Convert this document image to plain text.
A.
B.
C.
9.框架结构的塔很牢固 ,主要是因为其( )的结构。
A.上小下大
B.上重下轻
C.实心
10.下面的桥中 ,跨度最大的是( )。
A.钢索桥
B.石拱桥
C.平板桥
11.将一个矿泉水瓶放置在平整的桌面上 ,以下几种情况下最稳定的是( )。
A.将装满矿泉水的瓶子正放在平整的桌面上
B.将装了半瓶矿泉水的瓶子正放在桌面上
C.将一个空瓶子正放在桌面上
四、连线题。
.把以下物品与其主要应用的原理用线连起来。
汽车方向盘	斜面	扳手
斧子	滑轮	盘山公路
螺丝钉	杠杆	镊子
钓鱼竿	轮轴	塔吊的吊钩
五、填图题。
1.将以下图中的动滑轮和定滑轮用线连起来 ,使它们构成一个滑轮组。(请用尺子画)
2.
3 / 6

******************************

Reproduce all of the data exactly as given.

- OUTPUT FOR THIS EXERCISE -
Convert this document image to plain text.
A.
B.
C.
9.框架结构的塔很牢固 ,主要是因为其( )的结构。
A.上小下大
B.上重下轻
C.实心
10.下面的桥中 ,跨度最大的是( )。
A.钢索桥
B.石拱桥
C.平板桥
11.将一个矿泉水瓶放置在平整的桌面上 ,以下几种情况下最稳定的是( )。
A.将装满矿泉水的瓶子正放在平整的桌面上
B.将装了半瓶矿泉水的瓶子正放在桌面上
C.将一个空瓶子正放在桌面上
四、连线题。
.把以下物品与其主要应用的原理用线连起来。
汽车方向盘	斜面	扳手
斧子	滑轮	盘山公路
螺丝钉	杠杆	镊子
钓鱼竿	轮轴	塔吊的吊钩
五、填图题。
1.将以下图中的动滑轮和定滑轮用线连起来 ,使它们构成一个滑轮组。(请用尺子画)
2.
3 / 6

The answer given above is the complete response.